━━ DATA EXTRACT

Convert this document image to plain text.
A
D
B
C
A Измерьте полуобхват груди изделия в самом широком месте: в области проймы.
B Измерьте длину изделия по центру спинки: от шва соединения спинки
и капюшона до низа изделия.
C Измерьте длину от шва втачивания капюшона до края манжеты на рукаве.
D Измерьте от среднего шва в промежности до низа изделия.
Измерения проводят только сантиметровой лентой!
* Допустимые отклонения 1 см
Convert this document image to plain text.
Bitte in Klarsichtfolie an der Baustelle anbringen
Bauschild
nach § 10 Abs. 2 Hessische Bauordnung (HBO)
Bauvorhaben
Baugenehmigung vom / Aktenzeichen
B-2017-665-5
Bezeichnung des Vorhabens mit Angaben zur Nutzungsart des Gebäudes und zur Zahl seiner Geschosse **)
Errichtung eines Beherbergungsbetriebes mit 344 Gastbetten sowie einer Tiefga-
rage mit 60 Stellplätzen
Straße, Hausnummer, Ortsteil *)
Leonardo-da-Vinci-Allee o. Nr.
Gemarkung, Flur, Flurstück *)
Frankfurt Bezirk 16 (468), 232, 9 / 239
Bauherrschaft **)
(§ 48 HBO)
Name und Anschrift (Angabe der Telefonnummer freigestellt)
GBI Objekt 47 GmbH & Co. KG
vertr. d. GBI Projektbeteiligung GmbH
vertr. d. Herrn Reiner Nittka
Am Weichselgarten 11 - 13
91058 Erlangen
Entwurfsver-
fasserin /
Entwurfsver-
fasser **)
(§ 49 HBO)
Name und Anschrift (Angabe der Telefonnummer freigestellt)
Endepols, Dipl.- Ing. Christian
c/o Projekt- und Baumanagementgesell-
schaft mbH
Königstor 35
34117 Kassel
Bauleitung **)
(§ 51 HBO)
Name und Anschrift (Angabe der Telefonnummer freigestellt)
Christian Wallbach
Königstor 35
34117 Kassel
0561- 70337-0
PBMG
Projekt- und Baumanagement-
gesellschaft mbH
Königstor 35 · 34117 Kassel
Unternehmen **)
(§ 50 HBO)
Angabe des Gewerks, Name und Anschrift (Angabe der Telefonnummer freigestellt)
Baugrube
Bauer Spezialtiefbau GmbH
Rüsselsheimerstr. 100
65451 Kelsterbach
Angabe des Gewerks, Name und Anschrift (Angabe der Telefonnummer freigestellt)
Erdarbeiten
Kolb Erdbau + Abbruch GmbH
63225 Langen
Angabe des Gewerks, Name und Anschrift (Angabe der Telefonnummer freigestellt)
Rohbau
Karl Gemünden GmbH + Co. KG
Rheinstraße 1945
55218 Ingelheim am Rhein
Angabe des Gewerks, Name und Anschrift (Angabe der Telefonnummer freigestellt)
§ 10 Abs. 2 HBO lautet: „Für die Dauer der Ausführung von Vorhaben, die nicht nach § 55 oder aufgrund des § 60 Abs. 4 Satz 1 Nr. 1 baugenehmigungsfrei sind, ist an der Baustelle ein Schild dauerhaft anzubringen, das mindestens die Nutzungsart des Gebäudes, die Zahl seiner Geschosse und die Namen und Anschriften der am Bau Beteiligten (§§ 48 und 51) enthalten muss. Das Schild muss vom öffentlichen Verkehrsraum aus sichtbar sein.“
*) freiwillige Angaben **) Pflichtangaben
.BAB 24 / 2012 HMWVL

━━━━

**PROBLEM**
Make an exact copy of the data above.

**OUTPUT**
Convert this document image to plain text.
A
D
B
C
A Измерьте полуобхват груди изделия в самом широком месте: в области проймы.
B Измерьте длину изделия по центру спинки: от шва соединения спинки
и капюшона до низа изделия.
C Измерьте длину от шва втачивания капюшона до края манжеты на рукаве.
D Измерьте от среднего шва в промежности до низа изделия.
Измерения проводят только сантиметровой лентой!
* Допустимые отклонения 1 см
Convert this document image to plain text.
Bitte in Klarsichtfolie an der Baustelle anbringen
Bauschild
nach § 10 Abs. 2 Hessische Bauordnung (HBO)
Bauvorhaben
Baugenehmigung vom / Aktenzeichen
B-2017-665-5
Bezeichnung des Vorhabens mit Angaben zur Nutzungsart des Gebäudes und zur Zahl seiner Geschosse **)
Errichtung eines Beherbergungsbetriebes mit 344 Gastbetten sowie einer Tiefga-
rage mit 60 Stellplätzen
Straße, Hausnummer, Ortsteil *)
Leonardo-da-Vinci-Allee o. Nr.
Gemarkung, Flur, Flurstück *)
Frankfurt Bezirk 16 (468), 232, 9 / 239
Bauherrschaft **)
(§ 48 HBO)
Name und Anschrift (Angabe der Telefonnummer freigestellt)
GBI Objekt 47 GmbH & Co. KG
vertr. d. GBI Projektbeteiligung GmbH
vertr. d. Herrn Reiner Nittka
Am Weichselgarten 11 - 13
91058 Erlangen
Entwurfsver-
fasserin /
Entwurfsver-
fasser **)
(§ 49 HBO)
Name und Anschrift (Angabe der Telefonnummer freigestellt)
Endepols, Dipl.- Ing. Christian
c/o Projekt- und Baumanagementgesell-
schaft mbH
Königstor 35
34117 Kassel
Bauleitung **)
(§ 51 HBO)
Name und Anschrift (Angabe der Telefonnummer freigestellt)
Christian Wallbach
Königstor 35
34117 Kassel
0561- 70337-0
PBMG
Projekt- und Baumanagement-
gesellschaft mbH
Königstor 35 · 34117 Kassel
Unternehmen **)
(§ 50 HBO)
Angabe des Gewerks, Name und Anschrift (Angabe der Telefonnummer freigestellt)
Baugrube
Bauer Spezialtiefbau GmbH
Rüsselsheimerstr. 100
65451 Kelsterbach
Angabe des Gewerks, Name und Anschrift (Angabe der Telefonnummer freigestellt)
Erdarbeiten
Kolb Erdbau + Abbruch GmbH
63225 Langen
Angabe des Gewerks, Name und Anschrift (Angabe der Telefonnummer freigestellt)
Rohbau
Karl Gemünden GmbH + Co. KG
Rheinstraße 1945
55218 Ingelheim am Rhein
Angabe des Gewerks, Name und Anschrift (Angabe der Telefonnummer freigestellt)
§ 10 Abs. 2 HBO lautet: „Für die Dauer der Ausführung von Vorhaben, die nicht nach § 55 oder aufgrund des § 60 Abs. 4 Satz 1 Nr. 1 baugenehmigungsfrei sind, ist an der Baustelle ein Schild dauerhaft anzubringen, das mindestens die Nutzungsart des Gebäudes, die Zahl seiner Geschosse und die Namen und Anschriften der am Bau Beteiligten (§§ 48 und 51) enthalten muss. Das Schild muss vom öffentlichen Verkehrsraum aus sichtbar sein.“
*) freiwillige Angaben **) Pflichtangaben
.BAB 24 / 2012 HMWVL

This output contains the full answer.